## RECORDS FOR THIS TASK
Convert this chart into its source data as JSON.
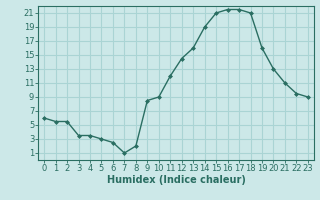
{
  "x": [
    0,
    1,
    2,
    3,
    4,
    5,
    6,
    7,
    8,
    9,
    10,
    11,
    12,
    13,
    14,
    15,
    16,
    17,
    18,
    19,
    20,
    21,
    22,
    23
  ],
  "y": [
    6,
    5.5,
    5.5,
    3.5,
    3.5,
    3,
    2.5,
    1,
    2,
    8.5,
    9,
    12,
    14.5,
    16,
    19,
    21,
    21.5,
    21.5,
    21,
    16,
    13,
    11,
    9.5,
    9
  ],
  "line_color": "#2a6e62",
  "marker_color": "#2a6e62",
  "bg_color": "#cce8e8",
  "grid_color": "#aad4d4",
  "xlabel": "Humidex (Indice chaleur)",
  "xlabel_fontsize": 7,
  "tick_fontsize": 6,
  "ylim": [
    0,
    22
  ],
  "xlim": [
    -0.5,
    23.5
  ],
  "yticks": [
    1,
    3,
    5,
    7,
    9,
    11,
    13,
    15,
    17,
    19,
    21
  ],
  "xticks": [
    0,
    1,
    2,
    3,
    4,
    5,
    6,
    7,
    8,
    9,
    10,
    11,
    12,
    13,
    14,
    15,
    16,
    17,
    18,
    19,
    20,
    21,
    22,
    23
  ]
}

## WRITTEN PROBLEM
Would you set down the listing exactly, omitting pictures?

## SOLUTION FOR THIS TASK
Convert this chart into its source data as JSON.
{
  "x": [
    0,
    1,
    2,
    3,
    4,
    5,
    6,
    7,
    8,
    9,
    10,
    11,
    12,
    13,
    14,
    15,
    16,
    17,
    18,
    19,
    20,
    21,
    22,
    23
  ],
  "y": [
    6,
    5.5,
    5.5,
    3.5,
    3.5,
    3,
    2.5,
    1,
    2,
    8.5,
    9,
    12,
    14.5,
    16,
    19,
    21,
    21.5,
    21.5,
    21,
    16,
    13,
    11,
    9.5,
    9
  ],
  "line_color": "#2a6e62",
  "marker_color": "#2a6e62",
  "bg_color": "#cce8e8",
  "grid_color": "#aad4d4",
  "xlabel": "Humidex (Indice chaleur)",
  "xlabel_fontsize": 7,
  "tick_fontsize": 6,
  "ylim": [
    0,
    22
  ],
  "xlim": [
    -0.5,
    23.5
  ],
  "yticks": [
    1,
    3,
    5,
    7,
    9,
    11,
    13,
    15,
    17,
    19,
    21
  ],
  "xticks": [
    0,
    1,
    2,
    3,
    4,
    5,
    6,
    7,
    8,
    9,
    10,
    11,
    12,
    13,
    14,
    15,
    16,
    17,
    18,
    19,
    20,
    21,
    22,
    23
  ]
}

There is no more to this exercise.